▶ **Material for this exercise**

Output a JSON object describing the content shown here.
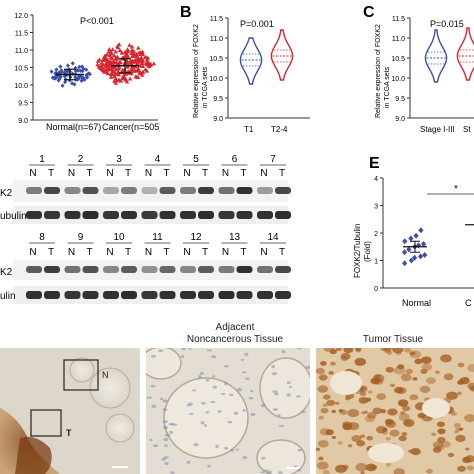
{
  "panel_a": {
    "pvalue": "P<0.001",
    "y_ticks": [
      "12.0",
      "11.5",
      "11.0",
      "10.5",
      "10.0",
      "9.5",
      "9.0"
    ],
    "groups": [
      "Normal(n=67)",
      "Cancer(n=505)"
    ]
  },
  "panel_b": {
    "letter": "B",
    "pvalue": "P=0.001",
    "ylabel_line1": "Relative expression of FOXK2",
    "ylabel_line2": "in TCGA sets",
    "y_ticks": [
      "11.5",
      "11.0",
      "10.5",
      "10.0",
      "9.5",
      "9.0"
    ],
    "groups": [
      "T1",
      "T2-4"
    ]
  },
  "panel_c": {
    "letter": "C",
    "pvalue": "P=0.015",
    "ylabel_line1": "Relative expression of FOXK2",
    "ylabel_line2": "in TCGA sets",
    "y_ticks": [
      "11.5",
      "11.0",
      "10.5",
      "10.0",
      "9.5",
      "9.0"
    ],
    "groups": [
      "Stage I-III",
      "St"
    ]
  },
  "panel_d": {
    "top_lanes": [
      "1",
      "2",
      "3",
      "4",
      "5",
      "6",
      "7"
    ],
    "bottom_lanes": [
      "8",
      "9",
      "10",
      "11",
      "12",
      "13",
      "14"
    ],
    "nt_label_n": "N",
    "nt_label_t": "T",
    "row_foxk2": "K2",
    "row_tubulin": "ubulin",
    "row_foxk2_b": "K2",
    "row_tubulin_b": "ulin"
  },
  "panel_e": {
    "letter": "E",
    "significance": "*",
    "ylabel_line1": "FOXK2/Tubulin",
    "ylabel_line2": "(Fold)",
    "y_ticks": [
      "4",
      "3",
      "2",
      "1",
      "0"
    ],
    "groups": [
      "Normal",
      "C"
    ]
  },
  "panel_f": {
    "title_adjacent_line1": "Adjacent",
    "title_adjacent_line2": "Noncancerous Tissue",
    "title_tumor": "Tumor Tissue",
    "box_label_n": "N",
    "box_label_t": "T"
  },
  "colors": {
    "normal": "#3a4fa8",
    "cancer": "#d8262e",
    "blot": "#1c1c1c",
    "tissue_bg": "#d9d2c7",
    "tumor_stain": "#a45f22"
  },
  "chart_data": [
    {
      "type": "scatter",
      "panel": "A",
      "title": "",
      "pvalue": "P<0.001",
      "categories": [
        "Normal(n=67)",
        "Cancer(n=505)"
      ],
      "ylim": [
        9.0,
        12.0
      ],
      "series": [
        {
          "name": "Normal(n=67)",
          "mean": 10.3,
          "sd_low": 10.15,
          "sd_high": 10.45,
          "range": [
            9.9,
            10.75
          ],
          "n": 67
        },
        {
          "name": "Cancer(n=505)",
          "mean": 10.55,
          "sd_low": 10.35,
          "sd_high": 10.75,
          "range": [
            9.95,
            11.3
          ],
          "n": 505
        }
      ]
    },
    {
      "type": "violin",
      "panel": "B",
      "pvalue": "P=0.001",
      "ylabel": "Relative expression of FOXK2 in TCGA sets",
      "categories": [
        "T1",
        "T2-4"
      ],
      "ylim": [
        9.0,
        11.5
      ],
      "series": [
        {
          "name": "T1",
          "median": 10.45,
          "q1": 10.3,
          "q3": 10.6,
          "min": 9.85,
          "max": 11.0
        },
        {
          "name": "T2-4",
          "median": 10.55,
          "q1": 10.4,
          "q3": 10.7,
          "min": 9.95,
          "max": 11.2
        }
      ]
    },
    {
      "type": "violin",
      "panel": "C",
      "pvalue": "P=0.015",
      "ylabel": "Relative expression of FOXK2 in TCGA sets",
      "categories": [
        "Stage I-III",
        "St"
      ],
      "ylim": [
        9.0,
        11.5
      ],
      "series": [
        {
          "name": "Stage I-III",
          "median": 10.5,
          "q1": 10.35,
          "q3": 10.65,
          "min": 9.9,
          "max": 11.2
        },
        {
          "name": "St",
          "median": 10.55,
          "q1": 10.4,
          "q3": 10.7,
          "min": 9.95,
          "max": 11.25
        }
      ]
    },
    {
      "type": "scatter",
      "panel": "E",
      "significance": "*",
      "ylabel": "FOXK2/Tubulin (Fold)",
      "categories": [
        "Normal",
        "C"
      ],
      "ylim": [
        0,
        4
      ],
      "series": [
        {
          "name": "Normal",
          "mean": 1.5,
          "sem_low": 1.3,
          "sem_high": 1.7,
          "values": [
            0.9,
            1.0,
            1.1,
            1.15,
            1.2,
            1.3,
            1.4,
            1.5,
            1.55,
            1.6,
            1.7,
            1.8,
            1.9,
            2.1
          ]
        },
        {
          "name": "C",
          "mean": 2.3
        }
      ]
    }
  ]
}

==

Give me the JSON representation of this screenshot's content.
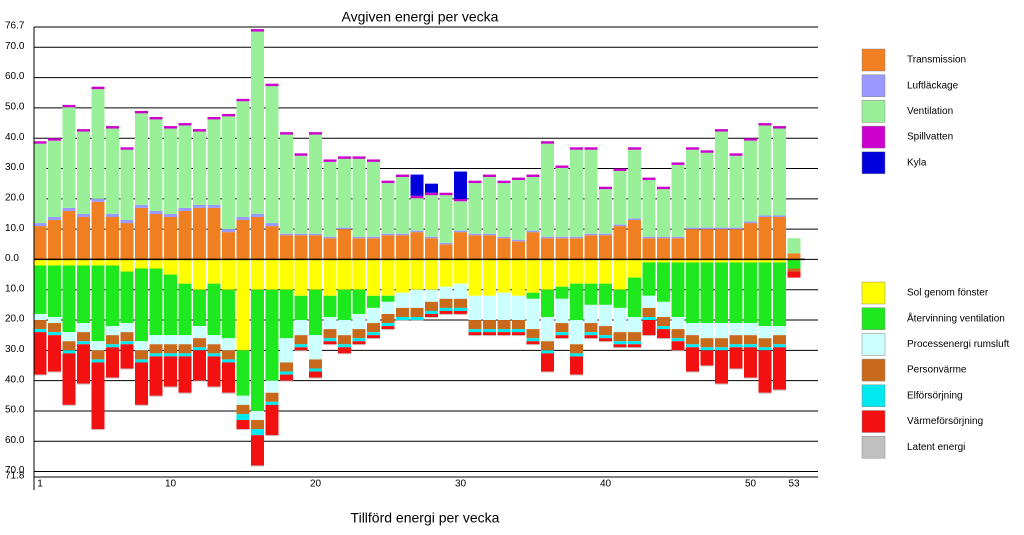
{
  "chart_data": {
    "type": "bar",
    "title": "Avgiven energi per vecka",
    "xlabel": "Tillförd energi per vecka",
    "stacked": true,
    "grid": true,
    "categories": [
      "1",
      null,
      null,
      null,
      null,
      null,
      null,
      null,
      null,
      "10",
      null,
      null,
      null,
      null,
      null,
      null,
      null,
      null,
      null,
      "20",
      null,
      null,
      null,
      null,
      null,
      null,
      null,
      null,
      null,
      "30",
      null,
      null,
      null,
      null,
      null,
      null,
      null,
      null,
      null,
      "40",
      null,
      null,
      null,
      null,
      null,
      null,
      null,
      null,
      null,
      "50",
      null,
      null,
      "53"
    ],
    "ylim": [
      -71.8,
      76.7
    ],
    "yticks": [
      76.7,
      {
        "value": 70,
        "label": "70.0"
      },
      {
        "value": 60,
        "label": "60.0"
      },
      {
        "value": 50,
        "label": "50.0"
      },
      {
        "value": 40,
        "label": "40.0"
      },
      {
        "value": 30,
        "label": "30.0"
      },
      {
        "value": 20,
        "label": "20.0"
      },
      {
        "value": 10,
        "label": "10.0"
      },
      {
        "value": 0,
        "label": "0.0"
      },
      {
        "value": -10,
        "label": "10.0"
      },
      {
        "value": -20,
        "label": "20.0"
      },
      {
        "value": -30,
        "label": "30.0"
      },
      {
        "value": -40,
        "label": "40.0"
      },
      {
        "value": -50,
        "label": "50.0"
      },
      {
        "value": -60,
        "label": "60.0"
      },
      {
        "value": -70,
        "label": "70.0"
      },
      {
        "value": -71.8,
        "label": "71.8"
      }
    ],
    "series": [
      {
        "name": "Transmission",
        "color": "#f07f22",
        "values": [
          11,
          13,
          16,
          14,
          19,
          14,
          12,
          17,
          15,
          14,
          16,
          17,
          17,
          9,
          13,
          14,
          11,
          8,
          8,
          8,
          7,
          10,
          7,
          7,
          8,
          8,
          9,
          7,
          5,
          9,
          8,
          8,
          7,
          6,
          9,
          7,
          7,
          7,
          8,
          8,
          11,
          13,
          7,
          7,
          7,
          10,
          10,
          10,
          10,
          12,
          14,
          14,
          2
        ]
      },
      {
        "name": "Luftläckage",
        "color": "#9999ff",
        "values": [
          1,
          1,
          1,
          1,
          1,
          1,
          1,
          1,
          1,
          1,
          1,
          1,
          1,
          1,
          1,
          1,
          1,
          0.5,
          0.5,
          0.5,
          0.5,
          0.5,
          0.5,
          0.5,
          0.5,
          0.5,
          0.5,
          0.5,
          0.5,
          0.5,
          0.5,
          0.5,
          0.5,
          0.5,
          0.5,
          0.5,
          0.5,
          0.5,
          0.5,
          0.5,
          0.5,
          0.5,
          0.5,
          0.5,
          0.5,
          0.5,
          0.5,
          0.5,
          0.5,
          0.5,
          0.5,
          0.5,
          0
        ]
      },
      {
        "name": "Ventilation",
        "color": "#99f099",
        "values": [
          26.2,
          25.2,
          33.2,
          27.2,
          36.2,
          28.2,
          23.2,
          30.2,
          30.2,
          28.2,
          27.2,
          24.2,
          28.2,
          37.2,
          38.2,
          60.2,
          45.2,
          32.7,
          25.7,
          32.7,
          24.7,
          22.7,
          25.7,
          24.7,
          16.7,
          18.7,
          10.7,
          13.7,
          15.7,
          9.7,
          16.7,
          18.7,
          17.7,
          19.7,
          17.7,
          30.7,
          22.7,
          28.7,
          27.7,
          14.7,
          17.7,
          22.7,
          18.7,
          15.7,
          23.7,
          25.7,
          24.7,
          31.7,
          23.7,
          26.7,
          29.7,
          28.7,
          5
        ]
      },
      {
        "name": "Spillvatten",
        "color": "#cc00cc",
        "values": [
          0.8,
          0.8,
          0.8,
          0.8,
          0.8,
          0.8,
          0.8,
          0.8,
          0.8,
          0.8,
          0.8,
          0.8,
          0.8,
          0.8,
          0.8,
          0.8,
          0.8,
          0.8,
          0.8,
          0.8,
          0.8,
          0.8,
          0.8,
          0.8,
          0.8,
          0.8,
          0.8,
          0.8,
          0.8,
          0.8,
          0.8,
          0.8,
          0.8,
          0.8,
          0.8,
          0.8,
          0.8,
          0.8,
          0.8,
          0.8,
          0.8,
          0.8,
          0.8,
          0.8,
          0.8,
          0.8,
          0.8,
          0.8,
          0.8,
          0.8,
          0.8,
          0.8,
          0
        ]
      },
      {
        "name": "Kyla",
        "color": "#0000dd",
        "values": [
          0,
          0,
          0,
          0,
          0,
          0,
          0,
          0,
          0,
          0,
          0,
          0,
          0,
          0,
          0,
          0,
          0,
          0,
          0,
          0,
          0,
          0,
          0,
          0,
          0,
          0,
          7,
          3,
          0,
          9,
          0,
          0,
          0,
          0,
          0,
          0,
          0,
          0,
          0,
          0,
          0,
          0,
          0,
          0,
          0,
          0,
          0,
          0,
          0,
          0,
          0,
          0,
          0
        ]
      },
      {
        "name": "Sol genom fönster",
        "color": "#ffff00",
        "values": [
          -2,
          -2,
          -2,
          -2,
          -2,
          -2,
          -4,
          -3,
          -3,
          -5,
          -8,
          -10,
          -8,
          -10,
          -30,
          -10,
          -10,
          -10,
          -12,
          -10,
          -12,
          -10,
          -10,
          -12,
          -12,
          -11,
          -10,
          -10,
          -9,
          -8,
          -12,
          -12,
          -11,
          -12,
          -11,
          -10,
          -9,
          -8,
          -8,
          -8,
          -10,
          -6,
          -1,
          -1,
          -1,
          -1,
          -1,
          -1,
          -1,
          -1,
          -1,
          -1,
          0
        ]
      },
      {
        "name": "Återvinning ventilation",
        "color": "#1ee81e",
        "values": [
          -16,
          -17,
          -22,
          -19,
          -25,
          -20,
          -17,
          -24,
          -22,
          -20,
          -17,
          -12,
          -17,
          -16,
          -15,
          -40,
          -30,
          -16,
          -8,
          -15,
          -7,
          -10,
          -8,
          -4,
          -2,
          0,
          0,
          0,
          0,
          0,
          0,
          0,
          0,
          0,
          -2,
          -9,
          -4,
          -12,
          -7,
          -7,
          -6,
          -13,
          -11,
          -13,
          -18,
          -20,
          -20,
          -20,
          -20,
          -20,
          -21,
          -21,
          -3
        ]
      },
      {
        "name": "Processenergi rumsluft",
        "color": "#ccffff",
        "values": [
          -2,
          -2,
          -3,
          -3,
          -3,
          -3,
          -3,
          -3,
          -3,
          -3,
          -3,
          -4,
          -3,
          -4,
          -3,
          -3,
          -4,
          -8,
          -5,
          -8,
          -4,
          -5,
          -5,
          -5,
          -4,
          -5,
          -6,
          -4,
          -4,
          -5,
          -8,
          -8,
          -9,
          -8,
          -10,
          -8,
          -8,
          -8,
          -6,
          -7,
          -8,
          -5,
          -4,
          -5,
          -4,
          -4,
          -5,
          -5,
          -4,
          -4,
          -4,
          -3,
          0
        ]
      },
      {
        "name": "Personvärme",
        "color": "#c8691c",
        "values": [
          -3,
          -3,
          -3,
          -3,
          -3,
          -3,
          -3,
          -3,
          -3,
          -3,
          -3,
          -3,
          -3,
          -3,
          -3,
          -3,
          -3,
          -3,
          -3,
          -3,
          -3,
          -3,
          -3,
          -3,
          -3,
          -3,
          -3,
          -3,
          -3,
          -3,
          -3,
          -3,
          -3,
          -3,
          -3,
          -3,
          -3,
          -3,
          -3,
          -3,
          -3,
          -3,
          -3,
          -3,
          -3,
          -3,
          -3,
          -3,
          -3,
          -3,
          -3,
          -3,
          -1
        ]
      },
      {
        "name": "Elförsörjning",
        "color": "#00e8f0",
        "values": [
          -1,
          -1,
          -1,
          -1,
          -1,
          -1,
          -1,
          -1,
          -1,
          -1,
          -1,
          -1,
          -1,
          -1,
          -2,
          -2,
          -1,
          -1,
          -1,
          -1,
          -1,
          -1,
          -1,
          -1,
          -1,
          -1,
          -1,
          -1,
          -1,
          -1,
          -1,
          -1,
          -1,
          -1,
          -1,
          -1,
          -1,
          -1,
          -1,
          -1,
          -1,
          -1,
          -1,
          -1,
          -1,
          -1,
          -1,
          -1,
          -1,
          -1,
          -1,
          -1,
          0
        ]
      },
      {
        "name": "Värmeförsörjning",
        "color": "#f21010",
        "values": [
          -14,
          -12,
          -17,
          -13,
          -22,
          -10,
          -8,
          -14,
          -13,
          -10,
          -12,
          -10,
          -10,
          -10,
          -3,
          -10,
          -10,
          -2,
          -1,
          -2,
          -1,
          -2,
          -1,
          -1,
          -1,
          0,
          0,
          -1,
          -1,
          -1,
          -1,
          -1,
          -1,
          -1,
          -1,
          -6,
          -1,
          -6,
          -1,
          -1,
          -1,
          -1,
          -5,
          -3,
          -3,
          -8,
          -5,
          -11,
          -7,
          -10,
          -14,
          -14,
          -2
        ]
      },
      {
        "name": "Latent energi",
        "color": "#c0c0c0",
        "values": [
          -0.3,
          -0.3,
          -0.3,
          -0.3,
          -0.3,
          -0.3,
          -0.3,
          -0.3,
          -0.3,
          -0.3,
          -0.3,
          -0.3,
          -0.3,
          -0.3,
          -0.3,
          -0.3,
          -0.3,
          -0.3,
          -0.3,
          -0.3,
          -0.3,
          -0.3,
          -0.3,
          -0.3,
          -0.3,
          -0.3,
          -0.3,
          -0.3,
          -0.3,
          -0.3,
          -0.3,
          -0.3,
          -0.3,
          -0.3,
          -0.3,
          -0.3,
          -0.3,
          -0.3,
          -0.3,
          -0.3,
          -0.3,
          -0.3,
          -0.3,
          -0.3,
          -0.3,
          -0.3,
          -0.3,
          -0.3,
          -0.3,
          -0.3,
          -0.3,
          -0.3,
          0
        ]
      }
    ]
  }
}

--

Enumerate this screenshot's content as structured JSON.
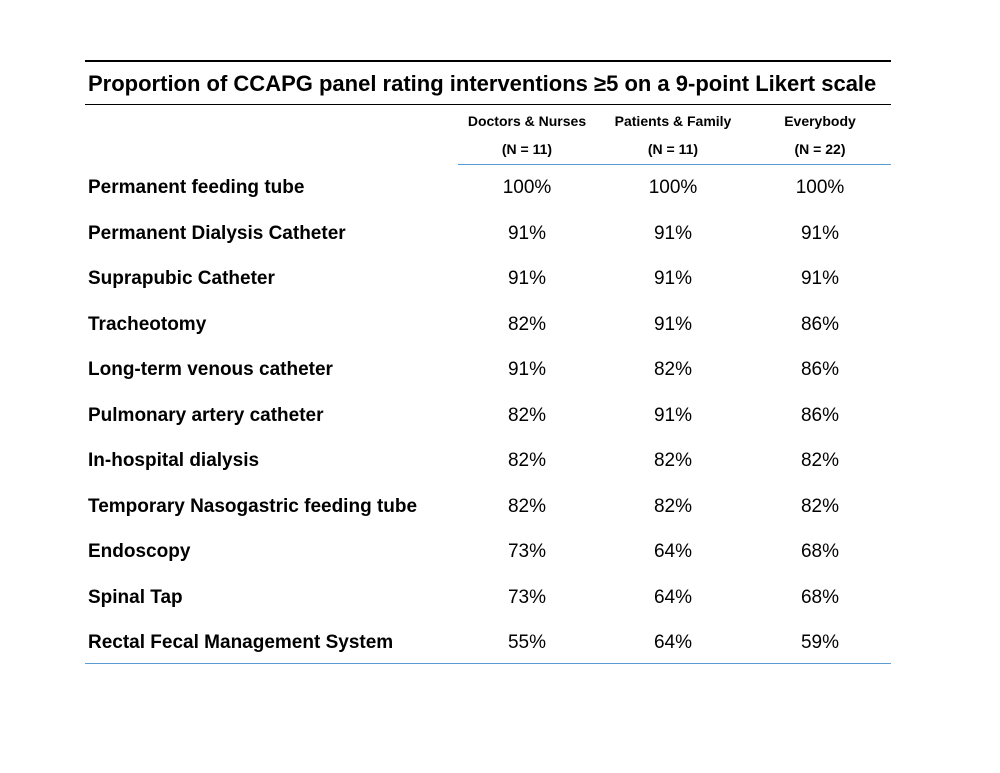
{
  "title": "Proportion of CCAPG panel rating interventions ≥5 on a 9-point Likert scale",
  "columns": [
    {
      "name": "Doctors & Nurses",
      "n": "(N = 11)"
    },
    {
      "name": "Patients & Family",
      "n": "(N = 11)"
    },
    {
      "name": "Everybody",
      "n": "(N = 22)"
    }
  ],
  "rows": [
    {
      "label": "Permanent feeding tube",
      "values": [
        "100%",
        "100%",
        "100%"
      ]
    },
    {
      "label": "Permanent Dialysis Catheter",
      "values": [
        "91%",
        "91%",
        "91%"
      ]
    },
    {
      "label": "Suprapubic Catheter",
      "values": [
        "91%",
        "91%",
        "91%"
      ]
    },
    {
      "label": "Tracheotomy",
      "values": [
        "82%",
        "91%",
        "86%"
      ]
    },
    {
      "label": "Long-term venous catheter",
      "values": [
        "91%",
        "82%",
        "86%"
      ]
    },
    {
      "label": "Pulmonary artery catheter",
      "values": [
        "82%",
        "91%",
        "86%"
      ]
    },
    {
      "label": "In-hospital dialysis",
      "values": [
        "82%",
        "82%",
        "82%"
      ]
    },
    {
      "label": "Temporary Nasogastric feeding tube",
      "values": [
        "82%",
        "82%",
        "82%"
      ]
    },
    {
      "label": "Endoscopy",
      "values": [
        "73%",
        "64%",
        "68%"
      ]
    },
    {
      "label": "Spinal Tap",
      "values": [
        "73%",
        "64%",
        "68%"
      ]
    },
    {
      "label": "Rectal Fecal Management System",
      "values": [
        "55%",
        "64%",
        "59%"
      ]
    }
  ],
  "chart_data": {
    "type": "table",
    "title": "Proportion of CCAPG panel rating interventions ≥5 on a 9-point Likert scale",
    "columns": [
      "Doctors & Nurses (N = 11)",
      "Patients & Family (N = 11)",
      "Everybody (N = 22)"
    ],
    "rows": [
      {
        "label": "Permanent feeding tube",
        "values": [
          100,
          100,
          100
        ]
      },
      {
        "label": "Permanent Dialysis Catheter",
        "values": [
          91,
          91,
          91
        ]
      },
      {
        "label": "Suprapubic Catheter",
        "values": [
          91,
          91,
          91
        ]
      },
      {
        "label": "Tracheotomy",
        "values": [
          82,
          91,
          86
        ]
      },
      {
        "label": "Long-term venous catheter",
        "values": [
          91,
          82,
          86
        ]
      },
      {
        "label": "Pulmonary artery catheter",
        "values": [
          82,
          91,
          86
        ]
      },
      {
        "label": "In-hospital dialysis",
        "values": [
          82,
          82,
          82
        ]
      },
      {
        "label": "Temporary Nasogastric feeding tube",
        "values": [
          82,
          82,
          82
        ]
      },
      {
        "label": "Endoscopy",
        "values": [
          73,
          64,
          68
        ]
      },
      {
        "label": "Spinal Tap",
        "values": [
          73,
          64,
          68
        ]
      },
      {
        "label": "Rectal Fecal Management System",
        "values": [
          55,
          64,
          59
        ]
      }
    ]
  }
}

▶ **Required work**
Wherever the string "Likert" occurs in the data, copy the line that holds it.

▶ **Written response**
  "title": "Proportion of CCAPG panel rating interventions ≥5 on a 9-point Likert scale",
    "title": "Proportion of CCAPG panel rating interventions ≥5 on a 9-point Likert scale",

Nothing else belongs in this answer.